*TASK OBJECTIVE*.
Look through the listing and locate every line containing the word "成果类型"; copy those lines.

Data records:
>> Start

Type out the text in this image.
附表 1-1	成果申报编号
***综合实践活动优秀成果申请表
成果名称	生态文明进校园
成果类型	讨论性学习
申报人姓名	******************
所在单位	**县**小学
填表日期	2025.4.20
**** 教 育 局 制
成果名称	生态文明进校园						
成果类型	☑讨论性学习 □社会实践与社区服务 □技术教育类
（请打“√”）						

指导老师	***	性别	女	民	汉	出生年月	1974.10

>> End
>> Start

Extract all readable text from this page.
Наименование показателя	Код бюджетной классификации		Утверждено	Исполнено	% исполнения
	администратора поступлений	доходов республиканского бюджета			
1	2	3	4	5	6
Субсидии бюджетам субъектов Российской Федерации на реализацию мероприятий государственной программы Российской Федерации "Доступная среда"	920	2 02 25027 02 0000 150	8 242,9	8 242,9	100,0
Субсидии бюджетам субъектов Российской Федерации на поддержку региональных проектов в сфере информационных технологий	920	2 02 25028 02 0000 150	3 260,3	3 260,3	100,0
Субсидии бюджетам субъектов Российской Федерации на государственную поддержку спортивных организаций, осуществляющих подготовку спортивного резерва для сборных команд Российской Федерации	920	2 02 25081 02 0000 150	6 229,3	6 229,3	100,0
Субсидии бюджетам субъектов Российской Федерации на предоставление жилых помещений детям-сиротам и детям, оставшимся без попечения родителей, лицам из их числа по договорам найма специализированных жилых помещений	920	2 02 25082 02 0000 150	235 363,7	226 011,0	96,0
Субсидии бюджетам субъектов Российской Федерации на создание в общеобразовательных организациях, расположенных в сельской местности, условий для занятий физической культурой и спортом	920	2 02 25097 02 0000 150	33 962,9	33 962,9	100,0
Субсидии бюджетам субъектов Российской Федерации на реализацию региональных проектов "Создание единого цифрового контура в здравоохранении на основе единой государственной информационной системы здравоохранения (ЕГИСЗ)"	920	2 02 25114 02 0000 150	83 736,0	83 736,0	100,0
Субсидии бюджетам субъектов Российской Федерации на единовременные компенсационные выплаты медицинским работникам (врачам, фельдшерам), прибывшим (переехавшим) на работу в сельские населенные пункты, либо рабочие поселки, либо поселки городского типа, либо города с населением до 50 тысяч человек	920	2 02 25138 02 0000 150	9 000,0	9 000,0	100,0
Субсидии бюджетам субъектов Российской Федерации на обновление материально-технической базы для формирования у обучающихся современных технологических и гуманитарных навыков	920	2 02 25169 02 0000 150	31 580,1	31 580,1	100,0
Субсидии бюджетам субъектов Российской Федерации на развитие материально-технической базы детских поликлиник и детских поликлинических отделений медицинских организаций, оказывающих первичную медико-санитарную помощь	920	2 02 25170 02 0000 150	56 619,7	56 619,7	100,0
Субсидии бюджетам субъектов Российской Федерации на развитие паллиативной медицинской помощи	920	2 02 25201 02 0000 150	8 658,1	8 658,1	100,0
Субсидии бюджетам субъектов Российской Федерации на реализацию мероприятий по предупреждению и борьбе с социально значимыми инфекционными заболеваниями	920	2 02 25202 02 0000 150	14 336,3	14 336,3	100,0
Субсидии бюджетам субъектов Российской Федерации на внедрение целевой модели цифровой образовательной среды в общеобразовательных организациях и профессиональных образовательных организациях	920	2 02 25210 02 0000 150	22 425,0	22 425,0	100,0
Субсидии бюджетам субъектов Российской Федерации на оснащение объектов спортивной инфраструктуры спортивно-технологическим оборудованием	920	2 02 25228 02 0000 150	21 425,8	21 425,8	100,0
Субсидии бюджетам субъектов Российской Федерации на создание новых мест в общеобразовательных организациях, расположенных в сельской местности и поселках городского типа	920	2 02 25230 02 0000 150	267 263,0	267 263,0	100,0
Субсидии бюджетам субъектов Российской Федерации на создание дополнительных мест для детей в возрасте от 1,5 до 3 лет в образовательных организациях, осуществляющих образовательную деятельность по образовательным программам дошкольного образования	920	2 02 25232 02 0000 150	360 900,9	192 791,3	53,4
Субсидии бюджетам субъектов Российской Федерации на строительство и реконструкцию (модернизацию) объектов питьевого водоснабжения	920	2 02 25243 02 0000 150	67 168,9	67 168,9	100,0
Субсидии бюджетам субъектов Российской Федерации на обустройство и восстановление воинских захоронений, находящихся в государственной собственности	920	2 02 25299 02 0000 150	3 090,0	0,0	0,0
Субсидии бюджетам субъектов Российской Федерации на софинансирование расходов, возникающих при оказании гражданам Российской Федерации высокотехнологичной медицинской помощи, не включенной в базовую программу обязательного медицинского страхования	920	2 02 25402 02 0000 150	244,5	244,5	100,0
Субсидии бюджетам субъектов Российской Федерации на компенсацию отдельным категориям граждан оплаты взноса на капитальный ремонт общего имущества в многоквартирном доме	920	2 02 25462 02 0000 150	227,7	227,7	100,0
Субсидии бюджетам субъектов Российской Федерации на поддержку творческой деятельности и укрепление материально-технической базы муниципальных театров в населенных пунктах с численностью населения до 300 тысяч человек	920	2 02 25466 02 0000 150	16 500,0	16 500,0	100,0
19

>> End

*REPLY*.
成果类型	讨论性学习
成果类型	☑讨论性学习 □社会实践与社区服务 □技术教育类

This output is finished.